:: Dataset records
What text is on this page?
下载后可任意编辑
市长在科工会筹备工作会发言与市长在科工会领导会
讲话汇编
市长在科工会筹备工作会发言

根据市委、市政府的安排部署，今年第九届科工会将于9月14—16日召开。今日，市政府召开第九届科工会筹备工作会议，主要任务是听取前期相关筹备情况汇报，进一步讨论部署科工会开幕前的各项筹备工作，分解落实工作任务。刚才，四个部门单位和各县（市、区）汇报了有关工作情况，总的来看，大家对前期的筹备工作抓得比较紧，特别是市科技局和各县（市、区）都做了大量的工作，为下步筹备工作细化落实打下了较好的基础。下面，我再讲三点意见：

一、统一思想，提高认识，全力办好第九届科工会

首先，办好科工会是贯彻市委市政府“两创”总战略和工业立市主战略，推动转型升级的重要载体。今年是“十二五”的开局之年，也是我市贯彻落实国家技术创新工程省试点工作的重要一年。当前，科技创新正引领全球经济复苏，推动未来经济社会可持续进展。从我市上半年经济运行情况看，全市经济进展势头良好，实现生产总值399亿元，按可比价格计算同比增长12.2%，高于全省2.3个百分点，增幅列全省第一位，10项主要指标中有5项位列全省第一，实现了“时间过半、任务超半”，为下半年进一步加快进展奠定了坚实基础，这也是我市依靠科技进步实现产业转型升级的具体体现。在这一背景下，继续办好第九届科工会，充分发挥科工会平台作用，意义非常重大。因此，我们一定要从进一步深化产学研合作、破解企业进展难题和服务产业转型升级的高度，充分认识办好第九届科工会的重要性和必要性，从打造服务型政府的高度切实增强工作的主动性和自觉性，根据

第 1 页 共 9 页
::::
*Brief*. Transcribe the material exactly as it reads.

*Task solution*.
What text is on this page?
下载后可任意编辑
市长在科工会筹备工作会发言与市长在科工会领导会
讲话汇编
市长在科工会筹备工作会发言

根据市委、市政府的安排部署，今年第九届科工会将于9月14—16日召开。今日，市政府召开第九届科工会筹备工作会议，主要任务是听取前期相关筹备情况汇报，进一步讨论部署科工会开幕前的各项筹备工作，分解落实工作任务。刚才，四个部门单位和各县（市、区）汇报了有关工作情况，总的来看，大家对前期的筹备工作抓得比较紧，特别是市科技局和各县（市、区）都做了大量的工作，为下步筹备工作细化落实打下了较好的基础。下面，我再讲三点意见：

一、统一思想，提高认识，全力办好第九届科工会

首先，办好科工会是贯彻市委市政府“两创”总战略和工业立市主战略，推动转型升级的重要载体。今年是“十二五”的开局之年，也是我市贯彻落实国家技术创新工程省试点工作的重要一年。当前，科技创新正引领全球经济复苏，推动未来经济社会可持续进展。从我市上半年经济运行情况看，全市经济进展势头良好，实现生产总值399亿元，按可比价格计算同比增长12.2%，高于全省2.3个百分点，增幅列全省第一位，10项主要指标中有5项位列全省第一，实现了“时间过半、任务超半”，为下半年进一步加快进展奠定了坚实基础，这也是我市依靠科技进步实现产业转型升级的具体体现。在这一背景下，继续办好第九届科工会，充分发挥科工会平台作用，意义非常重大。因此，我们一定要从进一步深化产学研合作、破解企业进展难题和服务产业转型升级的高度，充分认识办好第九届科工会的重要性和必要性，从打造服务型政府的高度切实增强工作的主动性和自觉性，根据

第 1 页 共 9 页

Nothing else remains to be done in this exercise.